■ Problem description ■
Will you extract the entries word for word? Images should not appear in the copy.

■ Stored entries ■

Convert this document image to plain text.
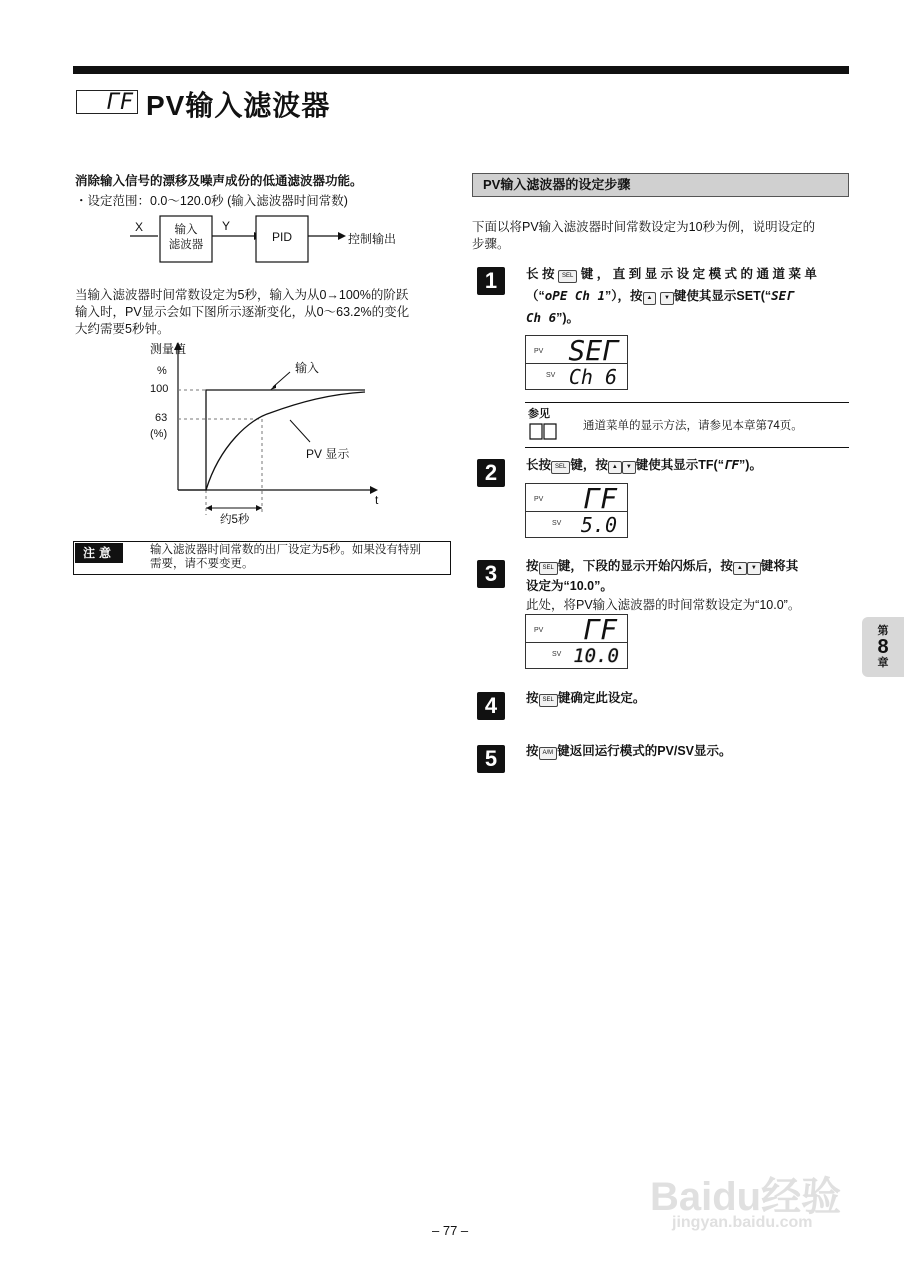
ΓF PV输入滤波器
消除输入信号的漂移及噪声成份的低通滤波器功能。
・设定范围：0.0～120.0秒 (输入滤波器时间常数)
X	输入
滤波器
Y
PID	控制输出
当输入滤波器时间常数设定为5秒，输入为从0→100%的阶跃
输入时，PV显示会如下图所示逐渐变化，从0～63.2%的变化
大约需要5秒钟。
测量值
%
100
63
(%)
输入
PV 显示
t
约5秒
注意	输入滤波器时间常数的出厂设定为5秒。如果没有特别
需要，请不要变更。
PV输入滤波器的设定步骤
下面以将PV输入滤波器时间常数设定为10秒为例，说明设定的
步骤。
1	长 按 SEL 键 ， 直 到 显 示 设 定 模 式 的 通 道 菜 单
（“oPE Ch 1”），按 ▲ ▼ 键使其显示SET(“SEΓ
Ch 6”)。
PV
SV
SEΓ
Ch 6
参见
通道菜单的显示方法，请参见本章第74页。
2	长按 SEL 键，按 ▲ ▼ 键使其显示TF(“ΓF”)。
PV
SV
ΓF
5.0
3	按 SEL 键，下段的显示开始闪烁后，按 ▲ ▼ 键将其
设定为“10.0”。
此处，将PV输入滤波器的时间常数设定为“10.0”。
PV
SV
ΓF
10.0
4	按 SEL 键确定此设定。
5	按 A/M 键返回运行模式的PV/SV显示。
第
8
章
Baidu经验
jingyan.baidu.com
– 77 –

■ Result for this exercise ■
Convert this document image to plain text.
ΓF PV输入滤波器
消除输入信号的漂移及噪声成份的低通滤波器功能。
・设定范围：0.0～120.0秒 (输入滤波器时间常数)
X	输入
滤波器
Y
PID	控制输出
当输入滤波器时间常数设定为5秒，输入为从0→100%的阶跃
输入时，PV显示会如下图所示逐渐变化，从0～63.2%的变化
大约需要5秒钟。
测量值
%
100
63
(%)
输入
PV 显示
t
约5秒
注意	输入滤波器时间常数的出厂设定为5秒。如果没有特别
需要，请不要变更。
PV输入滤波器的设定步骤
下面以将PV输入滤波器时间常数设定为10秒为例，说明设定的
步骤。
1	长 按 SEL 键 ， 直 到 显 示 设 定 模 式 的 通 道 菜 单
（“oPE Ch 1”），按 ▲ ▼ 键使其显示SET(“SEΓ
Ch 6”)。
PV
SV
SEΓ
Ch 6
参见
通道菜单的显示方法，请参见本章第74页。
2	长按 SEL 键，按 ▲ ▼ 键使其显示TF(“ΓF”)。
PV
SV
ΓF
5.0
3	按 SEL 键，下段的显示开始闪烁后，按 ▲ ▼ 键将其
设定为“10.0”。
此处，将PV输入滤波器的时间常数设定为“10.0”。
PV
SV
ΓF
10.0
4	按 SEL 键确定此设定。
5	按 A/M 键返回运行模式的PV/SV显示。
第
8
章
Baidu经验
jingyan.baidu.com
– 77 –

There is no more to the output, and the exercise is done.